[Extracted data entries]

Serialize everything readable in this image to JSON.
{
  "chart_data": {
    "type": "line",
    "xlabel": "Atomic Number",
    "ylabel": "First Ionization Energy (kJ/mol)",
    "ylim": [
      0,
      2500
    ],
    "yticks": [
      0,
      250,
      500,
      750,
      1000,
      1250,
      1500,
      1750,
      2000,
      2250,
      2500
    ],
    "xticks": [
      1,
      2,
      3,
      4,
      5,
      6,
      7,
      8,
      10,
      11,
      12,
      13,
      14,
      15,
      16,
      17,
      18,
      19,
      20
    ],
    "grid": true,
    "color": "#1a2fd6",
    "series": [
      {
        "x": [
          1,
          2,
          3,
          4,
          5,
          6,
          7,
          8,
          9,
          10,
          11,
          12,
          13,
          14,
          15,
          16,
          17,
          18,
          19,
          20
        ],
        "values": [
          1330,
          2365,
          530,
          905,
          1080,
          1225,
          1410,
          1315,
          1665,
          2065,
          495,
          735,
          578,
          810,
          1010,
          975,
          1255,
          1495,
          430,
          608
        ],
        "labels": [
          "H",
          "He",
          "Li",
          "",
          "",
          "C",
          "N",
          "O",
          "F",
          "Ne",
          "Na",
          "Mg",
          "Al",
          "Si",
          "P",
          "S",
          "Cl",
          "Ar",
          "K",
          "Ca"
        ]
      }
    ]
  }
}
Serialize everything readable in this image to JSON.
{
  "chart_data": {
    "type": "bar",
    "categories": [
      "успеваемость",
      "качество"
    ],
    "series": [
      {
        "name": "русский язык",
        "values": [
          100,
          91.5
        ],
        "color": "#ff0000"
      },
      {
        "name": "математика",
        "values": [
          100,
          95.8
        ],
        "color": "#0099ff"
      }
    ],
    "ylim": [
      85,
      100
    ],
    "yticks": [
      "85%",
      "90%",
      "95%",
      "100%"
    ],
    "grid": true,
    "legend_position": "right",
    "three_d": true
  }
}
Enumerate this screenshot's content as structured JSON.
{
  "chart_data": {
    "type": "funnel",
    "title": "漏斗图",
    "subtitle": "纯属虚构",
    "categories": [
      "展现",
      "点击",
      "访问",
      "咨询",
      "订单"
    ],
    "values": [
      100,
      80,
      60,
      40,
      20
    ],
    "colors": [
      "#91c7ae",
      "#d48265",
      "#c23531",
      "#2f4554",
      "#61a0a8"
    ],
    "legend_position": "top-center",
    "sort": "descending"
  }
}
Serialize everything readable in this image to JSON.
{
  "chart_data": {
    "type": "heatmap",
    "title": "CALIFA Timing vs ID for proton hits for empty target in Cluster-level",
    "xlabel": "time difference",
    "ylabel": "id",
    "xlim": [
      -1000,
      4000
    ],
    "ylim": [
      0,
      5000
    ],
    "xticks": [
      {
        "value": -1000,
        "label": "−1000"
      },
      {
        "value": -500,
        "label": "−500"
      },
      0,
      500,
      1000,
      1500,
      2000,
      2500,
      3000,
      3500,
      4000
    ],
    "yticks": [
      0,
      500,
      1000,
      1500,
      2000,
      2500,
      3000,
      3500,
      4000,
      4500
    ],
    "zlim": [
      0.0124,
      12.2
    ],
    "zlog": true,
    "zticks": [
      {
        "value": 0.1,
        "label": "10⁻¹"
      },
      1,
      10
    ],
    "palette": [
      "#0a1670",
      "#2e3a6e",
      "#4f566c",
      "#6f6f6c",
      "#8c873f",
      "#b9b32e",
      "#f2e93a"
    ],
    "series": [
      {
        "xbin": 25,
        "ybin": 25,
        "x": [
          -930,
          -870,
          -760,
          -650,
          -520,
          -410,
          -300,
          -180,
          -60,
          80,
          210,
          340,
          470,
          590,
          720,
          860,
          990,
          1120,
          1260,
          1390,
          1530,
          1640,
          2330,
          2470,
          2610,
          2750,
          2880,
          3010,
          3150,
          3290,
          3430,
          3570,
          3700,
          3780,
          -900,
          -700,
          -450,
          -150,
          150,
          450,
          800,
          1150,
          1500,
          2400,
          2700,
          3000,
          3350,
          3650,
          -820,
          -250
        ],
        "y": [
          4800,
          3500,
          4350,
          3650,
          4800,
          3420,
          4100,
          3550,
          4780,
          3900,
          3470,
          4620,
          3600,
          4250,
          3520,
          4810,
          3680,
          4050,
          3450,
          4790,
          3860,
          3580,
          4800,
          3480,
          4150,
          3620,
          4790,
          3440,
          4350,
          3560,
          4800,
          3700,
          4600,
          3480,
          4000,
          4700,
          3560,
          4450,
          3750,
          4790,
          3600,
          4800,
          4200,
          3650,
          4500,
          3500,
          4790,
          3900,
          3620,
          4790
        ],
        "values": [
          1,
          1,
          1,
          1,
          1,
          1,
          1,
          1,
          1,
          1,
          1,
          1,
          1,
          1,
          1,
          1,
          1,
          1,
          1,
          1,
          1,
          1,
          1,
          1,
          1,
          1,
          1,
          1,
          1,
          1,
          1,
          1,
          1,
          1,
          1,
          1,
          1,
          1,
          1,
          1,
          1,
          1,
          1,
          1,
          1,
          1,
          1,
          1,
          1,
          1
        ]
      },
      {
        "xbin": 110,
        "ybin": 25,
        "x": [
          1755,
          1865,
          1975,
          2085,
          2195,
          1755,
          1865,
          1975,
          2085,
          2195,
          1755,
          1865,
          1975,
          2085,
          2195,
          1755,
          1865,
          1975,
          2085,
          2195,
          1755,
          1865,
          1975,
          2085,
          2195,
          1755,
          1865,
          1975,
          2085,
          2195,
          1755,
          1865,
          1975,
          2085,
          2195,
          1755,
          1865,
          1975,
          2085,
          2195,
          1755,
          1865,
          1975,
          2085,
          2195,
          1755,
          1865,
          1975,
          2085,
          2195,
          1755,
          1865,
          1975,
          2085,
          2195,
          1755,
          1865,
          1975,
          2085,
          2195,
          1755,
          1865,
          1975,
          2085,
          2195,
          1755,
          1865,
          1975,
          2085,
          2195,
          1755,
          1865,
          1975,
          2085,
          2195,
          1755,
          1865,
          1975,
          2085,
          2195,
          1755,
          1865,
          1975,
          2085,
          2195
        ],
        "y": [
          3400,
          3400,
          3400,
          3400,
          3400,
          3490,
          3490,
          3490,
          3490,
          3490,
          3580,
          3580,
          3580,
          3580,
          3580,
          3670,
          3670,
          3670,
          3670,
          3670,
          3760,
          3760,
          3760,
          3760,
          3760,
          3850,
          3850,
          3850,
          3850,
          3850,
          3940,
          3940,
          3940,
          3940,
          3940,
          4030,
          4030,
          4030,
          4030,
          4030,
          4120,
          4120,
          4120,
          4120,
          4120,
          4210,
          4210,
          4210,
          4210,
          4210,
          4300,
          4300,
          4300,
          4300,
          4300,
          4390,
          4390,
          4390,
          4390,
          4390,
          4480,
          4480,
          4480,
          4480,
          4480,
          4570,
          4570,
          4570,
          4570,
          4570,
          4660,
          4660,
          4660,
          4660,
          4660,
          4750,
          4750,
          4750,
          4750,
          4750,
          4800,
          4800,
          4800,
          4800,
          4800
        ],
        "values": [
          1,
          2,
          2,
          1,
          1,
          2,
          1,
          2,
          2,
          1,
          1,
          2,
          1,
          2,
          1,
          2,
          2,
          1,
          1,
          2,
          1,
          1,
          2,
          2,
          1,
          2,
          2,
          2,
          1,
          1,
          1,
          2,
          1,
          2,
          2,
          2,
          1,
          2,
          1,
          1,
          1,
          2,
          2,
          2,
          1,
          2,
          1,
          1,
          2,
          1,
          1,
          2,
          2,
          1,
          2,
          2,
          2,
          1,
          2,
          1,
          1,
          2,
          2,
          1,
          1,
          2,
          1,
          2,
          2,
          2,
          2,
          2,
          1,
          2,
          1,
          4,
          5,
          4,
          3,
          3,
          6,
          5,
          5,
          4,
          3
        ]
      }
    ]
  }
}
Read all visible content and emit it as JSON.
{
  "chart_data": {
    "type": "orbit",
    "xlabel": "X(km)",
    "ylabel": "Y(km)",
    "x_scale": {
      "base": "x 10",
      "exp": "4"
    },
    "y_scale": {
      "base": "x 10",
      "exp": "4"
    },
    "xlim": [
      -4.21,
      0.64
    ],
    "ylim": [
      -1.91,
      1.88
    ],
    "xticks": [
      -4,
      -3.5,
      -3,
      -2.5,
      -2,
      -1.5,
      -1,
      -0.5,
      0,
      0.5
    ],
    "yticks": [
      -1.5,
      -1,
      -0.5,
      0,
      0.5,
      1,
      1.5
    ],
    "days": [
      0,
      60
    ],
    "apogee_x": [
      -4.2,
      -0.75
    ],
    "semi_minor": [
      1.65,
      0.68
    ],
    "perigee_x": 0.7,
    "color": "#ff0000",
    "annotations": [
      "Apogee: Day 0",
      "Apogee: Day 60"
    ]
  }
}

#### [Challenge]
Extract, exactly, the lines above that begin at the line containing "Read all visible content and emit it as JSON." and end at the final line of the records; add no other text.

#### [Result]
Read all visible content and emit it as JSON.
{
  "chart_data": {
    "type": "orbit",
    "xlabel": "X(km)",
    "ylabel": "Y(km)",
    "x_scale": {
      "base": "x 10",
      "exp": "4"
    },
    "y_scale": {
      "base": "x 10",
      "exp": "4"
    },
    "xlim": [
      -4.21,
      0.64
    ],
    "ylim": [
      -1.91,
      1.88
    ],
    "xticks": [
      -4,
      -3.5,
      -3,
      -2.5,
      -2,
      -1.5,
      -1,
      -0.5,
      0,
      0.5
    ],
    "yticks": [
      -1.5,
      -1,
      -0.5,
      0,
      0.5,
      1,
      1.5
    ],
    "days": [
      0,
      60
    ],
    "apogee_x": [
      -4.2,
      -0.75
    ],
    "semi_minor": [
      1.65,
      0.68
    ],
    "perigee_x": 0.7,
    "color": "#ff0000",
    "annotations": [
      "Apogee: Day 0",
      "Apogee: Day 60"
    ]
  }
}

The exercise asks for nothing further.